▶ [PROBLEM TO SOLVE]:
How many lines hold the string "uczniów"? Reply with the number alone.

(Saved entries)
--- --- ---
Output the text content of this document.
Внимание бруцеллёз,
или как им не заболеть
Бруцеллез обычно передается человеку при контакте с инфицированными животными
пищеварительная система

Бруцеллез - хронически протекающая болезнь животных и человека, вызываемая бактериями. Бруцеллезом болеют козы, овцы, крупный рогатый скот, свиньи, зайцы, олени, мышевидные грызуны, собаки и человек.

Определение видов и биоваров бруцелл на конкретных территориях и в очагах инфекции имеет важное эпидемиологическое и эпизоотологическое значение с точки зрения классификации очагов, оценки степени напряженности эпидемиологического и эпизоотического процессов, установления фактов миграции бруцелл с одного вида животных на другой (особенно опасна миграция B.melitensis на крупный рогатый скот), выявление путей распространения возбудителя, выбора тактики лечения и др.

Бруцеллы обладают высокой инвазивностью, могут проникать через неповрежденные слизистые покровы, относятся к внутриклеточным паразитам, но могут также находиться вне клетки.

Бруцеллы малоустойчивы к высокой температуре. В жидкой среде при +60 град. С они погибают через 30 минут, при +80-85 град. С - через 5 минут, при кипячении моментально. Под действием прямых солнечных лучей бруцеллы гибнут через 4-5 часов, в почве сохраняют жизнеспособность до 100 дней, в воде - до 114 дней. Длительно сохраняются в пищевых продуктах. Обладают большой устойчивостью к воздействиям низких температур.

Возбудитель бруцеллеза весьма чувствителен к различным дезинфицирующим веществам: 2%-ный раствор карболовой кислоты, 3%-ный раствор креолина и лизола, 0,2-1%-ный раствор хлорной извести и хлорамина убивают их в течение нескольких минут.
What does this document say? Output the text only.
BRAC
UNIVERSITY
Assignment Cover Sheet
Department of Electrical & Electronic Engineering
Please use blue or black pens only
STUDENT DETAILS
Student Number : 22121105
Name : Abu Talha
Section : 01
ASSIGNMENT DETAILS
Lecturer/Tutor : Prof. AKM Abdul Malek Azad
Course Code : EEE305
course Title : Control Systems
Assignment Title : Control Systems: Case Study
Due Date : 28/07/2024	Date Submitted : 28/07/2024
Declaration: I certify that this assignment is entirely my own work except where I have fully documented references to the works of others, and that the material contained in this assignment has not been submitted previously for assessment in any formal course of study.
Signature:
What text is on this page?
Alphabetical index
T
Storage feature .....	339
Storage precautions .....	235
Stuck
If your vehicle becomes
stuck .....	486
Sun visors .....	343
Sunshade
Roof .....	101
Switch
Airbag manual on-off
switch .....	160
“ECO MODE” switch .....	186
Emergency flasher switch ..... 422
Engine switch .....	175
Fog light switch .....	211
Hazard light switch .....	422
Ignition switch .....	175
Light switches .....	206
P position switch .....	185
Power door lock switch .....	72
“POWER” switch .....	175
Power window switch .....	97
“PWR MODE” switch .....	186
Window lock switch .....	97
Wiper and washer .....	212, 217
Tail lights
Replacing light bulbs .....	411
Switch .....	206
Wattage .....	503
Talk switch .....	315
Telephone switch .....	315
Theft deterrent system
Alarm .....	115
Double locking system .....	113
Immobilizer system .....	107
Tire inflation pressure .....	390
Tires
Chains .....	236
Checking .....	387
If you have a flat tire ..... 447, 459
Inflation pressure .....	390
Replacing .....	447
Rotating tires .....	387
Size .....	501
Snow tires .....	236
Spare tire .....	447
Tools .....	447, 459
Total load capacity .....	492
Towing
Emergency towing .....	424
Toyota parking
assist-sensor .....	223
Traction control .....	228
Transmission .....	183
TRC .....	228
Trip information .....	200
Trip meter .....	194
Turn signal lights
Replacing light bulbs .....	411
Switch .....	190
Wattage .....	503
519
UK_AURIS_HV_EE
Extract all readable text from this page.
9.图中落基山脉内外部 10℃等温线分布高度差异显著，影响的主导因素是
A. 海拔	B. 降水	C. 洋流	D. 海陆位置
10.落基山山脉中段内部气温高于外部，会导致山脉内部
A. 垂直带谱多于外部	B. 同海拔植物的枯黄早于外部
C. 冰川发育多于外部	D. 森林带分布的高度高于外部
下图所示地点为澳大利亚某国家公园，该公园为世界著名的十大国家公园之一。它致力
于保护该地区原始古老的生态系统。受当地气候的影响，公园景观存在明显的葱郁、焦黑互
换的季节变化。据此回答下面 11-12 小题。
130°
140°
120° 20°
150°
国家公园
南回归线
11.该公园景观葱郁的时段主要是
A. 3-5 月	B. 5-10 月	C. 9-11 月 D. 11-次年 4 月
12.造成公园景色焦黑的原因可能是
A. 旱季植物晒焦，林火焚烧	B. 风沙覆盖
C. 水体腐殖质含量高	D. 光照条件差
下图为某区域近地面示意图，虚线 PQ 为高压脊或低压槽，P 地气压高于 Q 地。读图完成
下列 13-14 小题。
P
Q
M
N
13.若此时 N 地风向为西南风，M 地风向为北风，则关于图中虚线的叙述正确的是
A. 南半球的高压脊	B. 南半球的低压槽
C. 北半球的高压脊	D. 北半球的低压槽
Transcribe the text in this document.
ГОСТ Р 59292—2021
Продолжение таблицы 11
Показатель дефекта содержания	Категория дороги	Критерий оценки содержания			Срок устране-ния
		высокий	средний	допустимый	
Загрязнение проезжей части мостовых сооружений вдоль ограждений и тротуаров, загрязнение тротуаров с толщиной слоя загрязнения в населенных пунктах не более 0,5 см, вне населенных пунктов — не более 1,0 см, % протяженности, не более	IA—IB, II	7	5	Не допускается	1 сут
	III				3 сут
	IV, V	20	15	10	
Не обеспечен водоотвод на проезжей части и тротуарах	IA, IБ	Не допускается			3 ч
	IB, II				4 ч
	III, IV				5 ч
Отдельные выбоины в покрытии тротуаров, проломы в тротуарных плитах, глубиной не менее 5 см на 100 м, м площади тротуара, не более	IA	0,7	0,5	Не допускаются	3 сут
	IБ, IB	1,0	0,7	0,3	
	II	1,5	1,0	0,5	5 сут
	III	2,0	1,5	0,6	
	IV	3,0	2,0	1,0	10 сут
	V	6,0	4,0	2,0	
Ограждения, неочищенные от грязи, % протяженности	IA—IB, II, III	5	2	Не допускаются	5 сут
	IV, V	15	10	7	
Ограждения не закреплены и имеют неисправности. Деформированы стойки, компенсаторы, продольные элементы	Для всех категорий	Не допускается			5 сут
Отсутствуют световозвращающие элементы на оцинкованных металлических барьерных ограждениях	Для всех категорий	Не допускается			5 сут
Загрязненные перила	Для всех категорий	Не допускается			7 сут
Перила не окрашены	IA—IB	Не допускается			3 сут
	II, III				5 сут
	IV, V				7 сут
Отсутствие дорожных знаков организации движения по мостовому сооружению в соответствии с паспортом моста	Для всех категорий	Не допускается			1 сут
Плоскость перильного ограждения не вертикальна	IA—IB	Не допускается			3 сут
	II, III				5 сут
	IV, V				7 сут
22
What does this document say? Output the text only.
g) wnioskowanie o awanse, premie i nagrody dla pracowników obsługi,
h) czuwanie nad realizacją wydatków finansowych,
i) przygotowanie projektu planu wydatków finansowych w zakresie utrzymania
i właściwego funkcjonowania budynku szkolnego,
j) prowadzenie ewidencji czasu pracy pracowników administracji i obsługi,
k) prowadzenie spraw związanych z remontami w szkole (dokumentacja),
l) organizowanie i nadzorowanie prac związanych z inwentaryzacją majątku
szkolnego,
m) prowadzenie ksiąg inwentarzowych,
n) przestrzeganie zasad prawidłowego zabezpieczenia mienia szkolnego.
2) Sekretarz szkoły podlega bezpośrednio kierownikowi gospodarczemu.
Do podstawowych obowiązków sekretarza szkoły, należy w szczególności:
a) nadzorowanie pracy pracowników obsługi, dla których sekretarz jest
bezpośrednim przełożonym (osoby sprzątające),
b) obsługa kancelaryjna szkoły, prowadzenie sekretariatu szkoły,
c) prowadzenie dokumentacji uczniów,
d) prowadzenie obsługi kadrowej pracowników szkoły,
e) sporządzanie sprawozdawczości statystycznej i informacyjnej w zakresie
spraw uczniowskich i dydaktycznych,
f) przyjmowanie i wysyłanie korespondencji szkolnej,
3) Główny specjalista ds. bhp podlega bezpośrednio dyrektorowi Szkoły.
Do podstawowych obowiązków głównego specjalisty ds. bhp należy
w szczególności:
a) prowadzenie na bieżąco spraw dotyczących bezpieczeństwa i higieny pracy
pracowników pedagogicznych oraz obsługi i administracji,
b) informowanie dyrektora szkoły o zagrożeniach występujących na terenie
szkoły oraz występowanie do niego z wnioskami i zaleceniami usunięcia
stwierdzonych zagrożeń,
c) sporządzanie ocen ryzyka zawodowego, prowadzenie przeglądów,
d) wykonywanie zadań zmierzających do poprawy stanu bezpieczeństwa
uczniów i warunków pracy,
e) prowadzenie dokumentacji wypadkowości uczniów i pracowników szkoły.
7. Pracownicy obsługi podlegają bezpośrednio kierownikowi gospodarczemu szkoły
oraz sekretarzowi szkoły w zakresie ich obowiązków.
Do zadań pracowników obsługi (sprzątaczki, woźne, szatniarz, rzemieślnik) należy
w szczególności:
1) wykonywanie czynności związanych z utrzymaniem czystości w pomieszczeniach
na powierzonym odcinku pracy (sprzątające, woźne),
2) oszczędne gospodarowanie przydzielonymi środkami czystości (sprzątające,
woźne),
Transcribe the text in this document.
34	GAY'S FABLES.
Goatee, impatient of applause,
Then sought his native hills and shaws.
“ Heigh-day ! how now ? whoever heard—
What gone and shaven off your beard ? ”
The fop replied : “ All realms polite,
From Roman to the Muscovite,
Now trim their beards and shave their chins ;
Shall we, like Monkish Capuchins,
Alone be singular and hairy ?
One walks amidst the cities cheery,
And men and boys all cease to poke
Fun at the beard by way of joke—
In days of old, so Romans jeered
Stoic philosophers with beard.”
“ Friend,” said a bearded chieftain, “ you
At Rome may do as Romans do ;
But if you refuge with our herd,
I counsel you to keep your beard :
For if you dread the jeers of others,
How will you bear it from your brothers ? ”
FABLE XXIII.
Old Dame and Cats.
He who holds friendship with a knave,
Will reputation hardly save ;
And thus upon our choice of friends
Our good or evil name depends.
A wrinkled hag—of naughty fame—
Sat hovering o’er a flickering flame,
--- --- ---
▶ [EXPECTED OUTPUT]:
3